Copy out every line containing the word "their".

-- Start EXERCISE INPUTS --

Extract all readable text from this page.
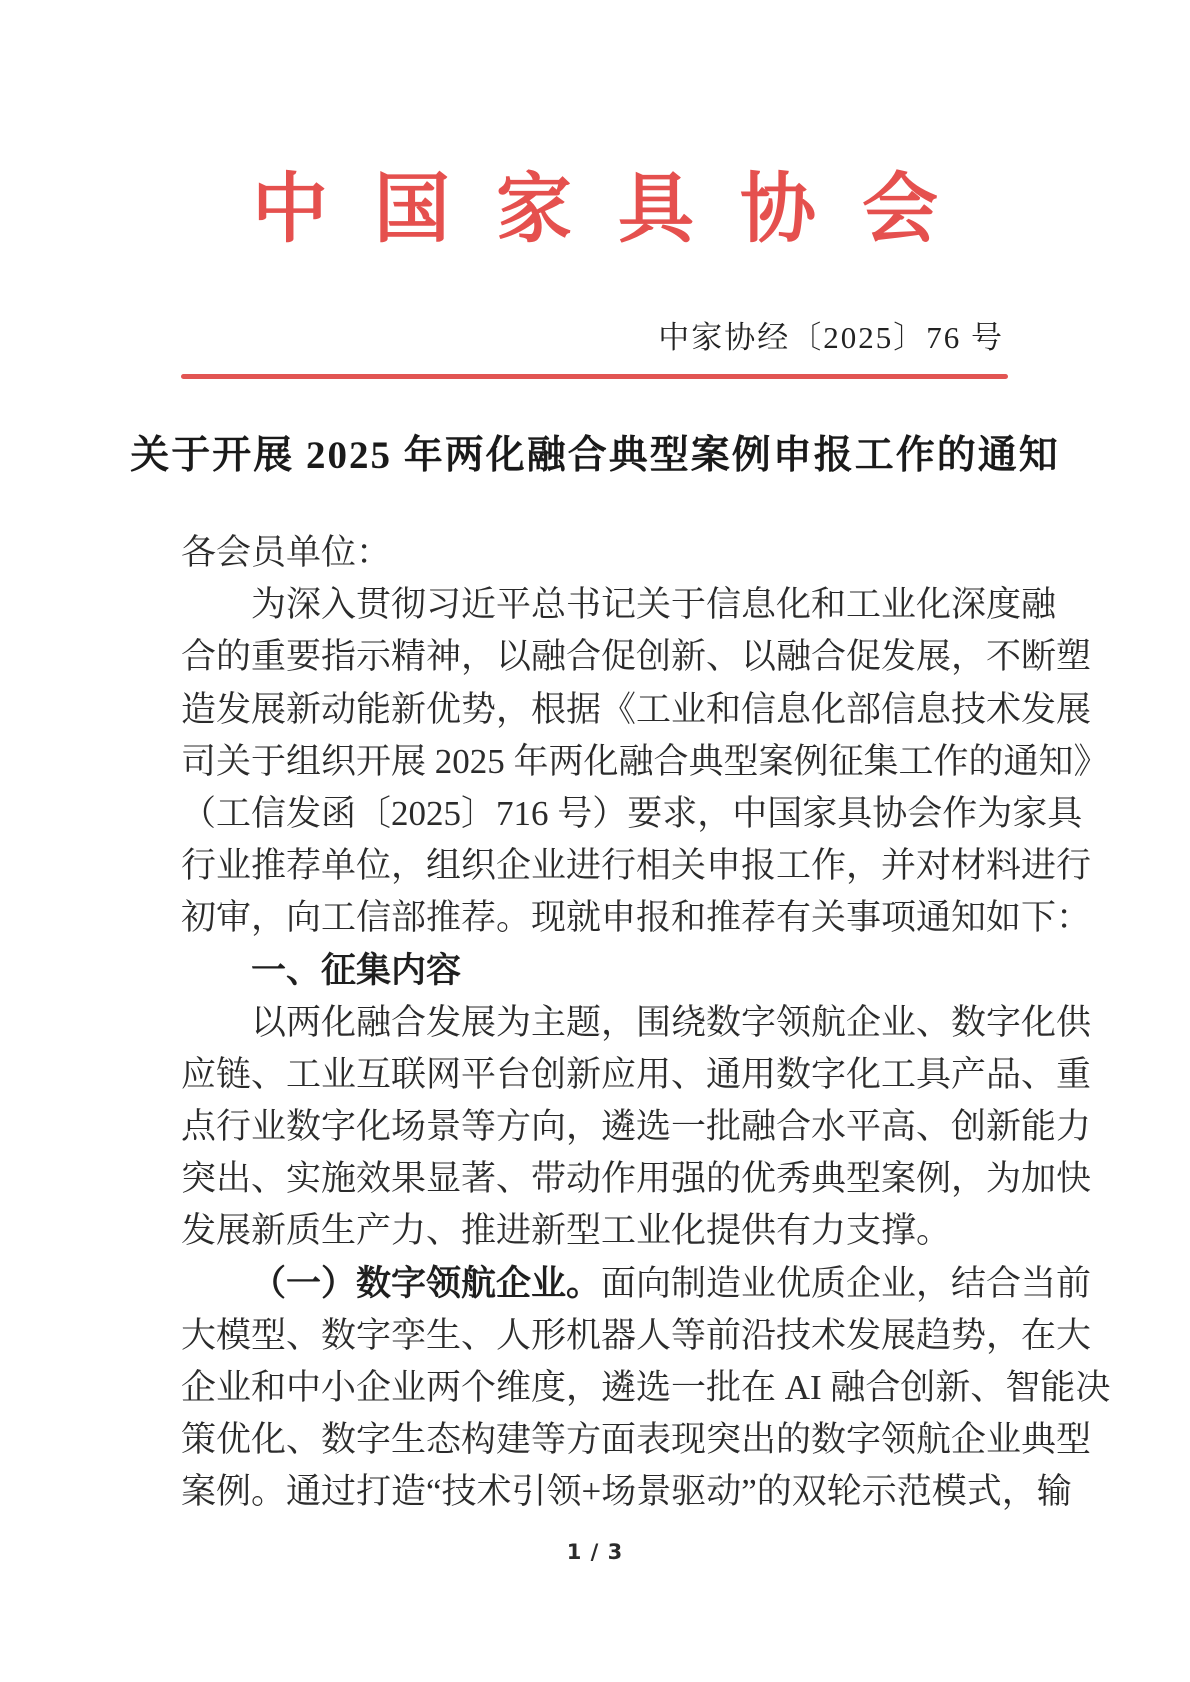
中国家具协会
中家协经〔2025〕76 号
关于开展 2025 年两化融合典型案例申报工作的通知
各会员单位：
为深入贯彻习近平总书记关于信息化和工业化深度融
合的重要指示精神，以融合促创新、以融合促发展，不断塑
造发展新动能新优势，根据《工业和信息化部信息技术发展
司关于组织开展 2025 年两化融合典型案例征集工作的通知》
（工信发函〔2025〕716 号）要求，中国家具协会作为家具
行业推荐单位，组织企业进行相关申报工作，并对材料进行
初审，向工信部推荐。现就申报和推荐有关事项通知如下：
一、征集内容
以两化融合发展为主题，围绕数字领航企业、数字化供
应链、工业互联网平台创新应用、通用数字化工具产品、重
点行业数字化场景等方向，遴选一批融合水平高、创新能力
突出、实施效果显著、带动作用强的优秀典型案例，为加快
发展新质生产力、推进新型工业化提供有力支撑。
（一）数字领航企业。面向制造业优质企业，结合当前
大模型、数字孪生、人形机器人等前沿技术发展趋势，在大
企业和中小企业两个维度，遴选一批在 AI 融合创新、智能决
策优化、数字生态构建等方面表现突出的数字领航企业典型
案例。通过打造“技术引领+场景驱动”的双轮示范模式，输
1 / 3
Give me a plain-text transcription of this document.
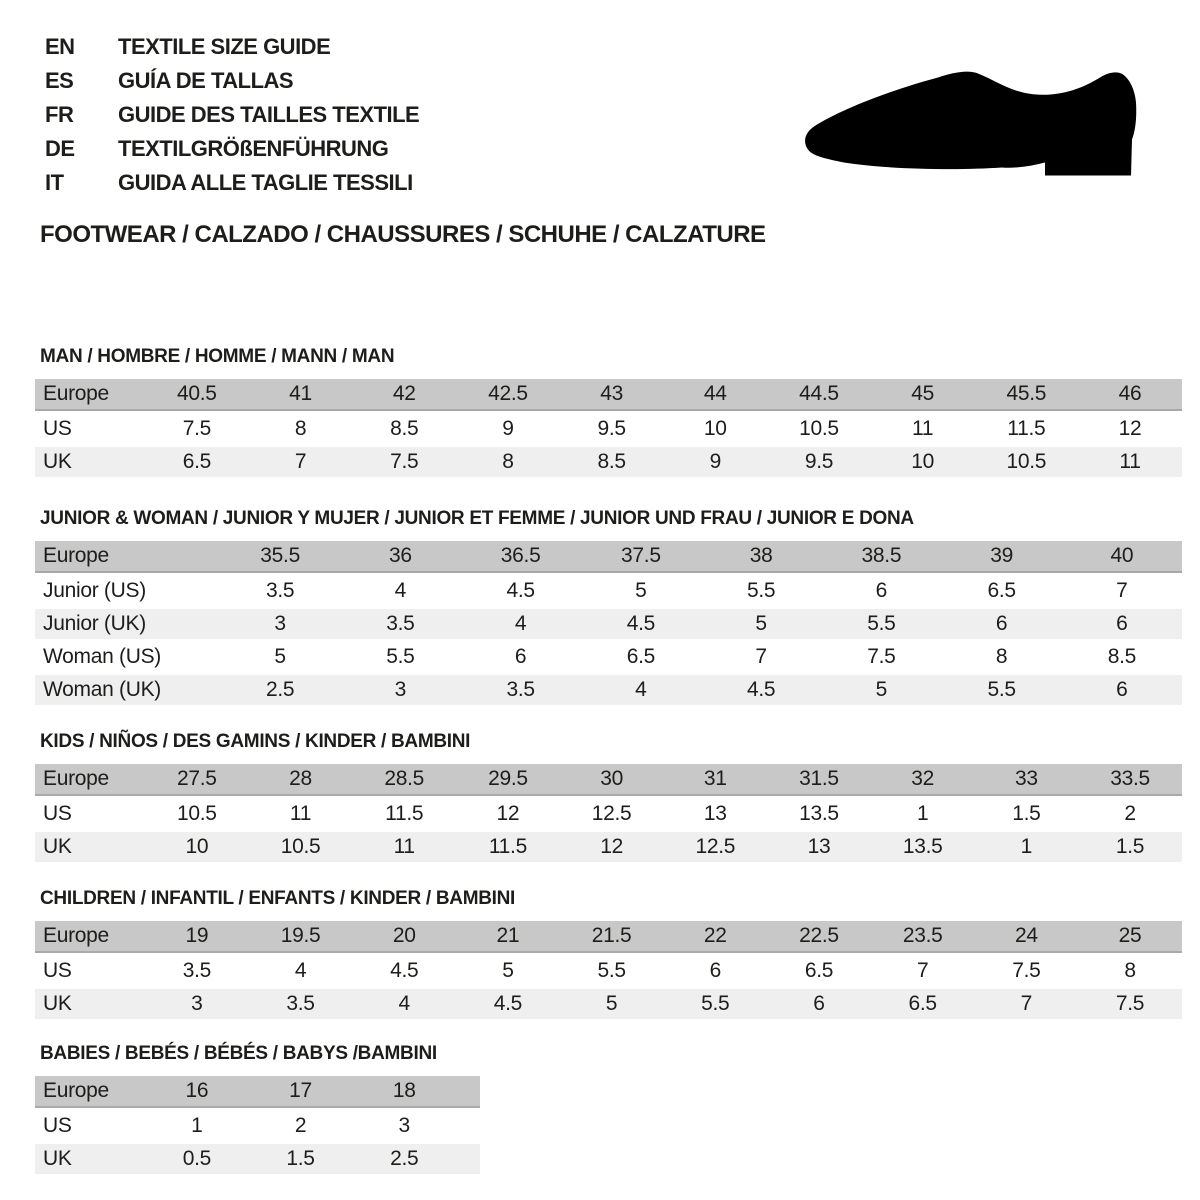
EN	TEXTILE SIZE GUIDE
ES	GUÍA DE TALLAS
FR	GUIDE DES TAILLES TEXTILE
DE	TEXTILGRÖßENFÜHRUNG
IT	GUIDA ALLE TAGLIE TESSILI
FOOTWEAR / CALZADO / CHAUSSURES / SCHUHE / CALZATURE
MAN / HOMBRE / HOMME / MANN / MAN
Europe	40.5	41	42	42.5	43	44	44.5	45	45.5	46
US	7.5	8	8.5	9	9.5	10	10.5	11	11.5	12
UK	6.5	7	7.5	8	8.5	9	9.5	10	10.5	11
JUNIOR & WOMAN / JUNIOR Y MUJER / JUNIOR ET FEMME / JUNIOR UND FRAU / JUNIOR E DONA
Europe	35.5	36	36.5	37.5	38	38.5	39	40
Junior (US)	3.5	4	4.5	5	5.5	6	6.5	7
Junior (UK)	3	3.5	4	4.5	5	5.5	6	6
Woman (US)	5	5.5	6	6.5	7	7.5	8	8.5
Woman (UK)	2.5	3	3.5	4	4.5	5	5.5	6
KIDS / NIÑOS / DES GAMINS / KINDER / BAMBINI
Europe	27.5	28	28.5	29.5	30	31	31.5	32	33	33.5
US	10.5	11	11.5	12	12.5	13	13.5	1	1.5	2
UK	10	10.5	11	11.5	12	12.5	13	13.5	1	1.5
CHILDREN / INFANTIL / ENFANTS / KINDER / BAMBINI
Europe	19	19.5	20	21	21.5	22	22.5	23.5	24	25
US	3.5	4	4.5	5	5.5	6	6.5	7	7.5	8
UK	3	3.5	4	4.5	5	5.5	6	6.5	7	7.5
BABIES / BEBÉS / BÉBÉS / BABYS /BAMBINI
Europe	16	17	18
US	1	2	3
UK	0.5	1.5	2.5
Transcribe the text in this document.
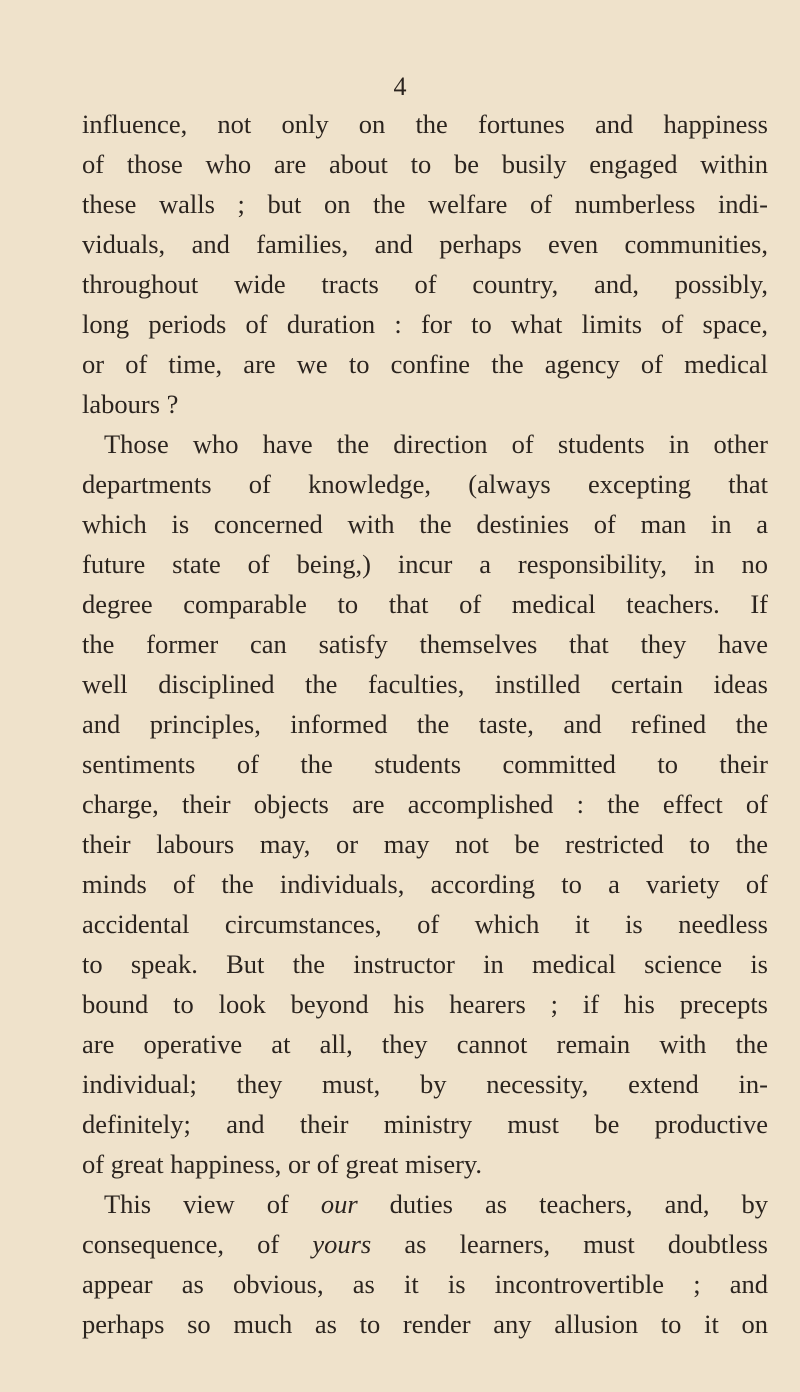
4
influence, not only on the fortunes and happiness
of those who are about to be busily engaged within
these walls ; but on the welfare of numberless indi-
viduals, and families, and perhaps even communities,
throughout wide tracts of country, and, possibly,
long periods of duration : for to what limits of space,
or of time, are we to confine the agency of medical
labours ?
Those who have the direction of students in other
departments of knowledge, (always excepting that
which is concerned with the destinies of man in a
future state of being,) incur a responsibility, in no
degree comparable to that of medical teachers. If
the former can satisfy themselves that they have
well disciplined the faculties, instilled certain ideas
and principles, informed the taste, and refined the
sentiments of the students committed to their
charge, their objects are accomplished : the effect of
their labours may, or may not be restricted to the
minds of the individuals, according to a variety of
accidental circumstances, of which it is needless
to speak. But the instructor in medical science is
bound to look beyond his hearers ; if his precepts
are operative at all, they cannot remain with the
individual; they must, by necessity, extend in-
definitely; and their ministry must be productive
of great happiness, or of great misery.
This view of our duties as teachers, and, by
consequence, of yours as learners, must doubtless
appear as obvious, as it is incontrovertible ; and
perhaps so much as to render any allusion to it on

-- End EXERCISE INPUTS --

■ OUTPUT OF THE TASK ■
sentiments of the students committed to their
charge, their objects are accomplished : the effect of
their labours may, or may not be restricted to the
definitely; and their ministry must be productive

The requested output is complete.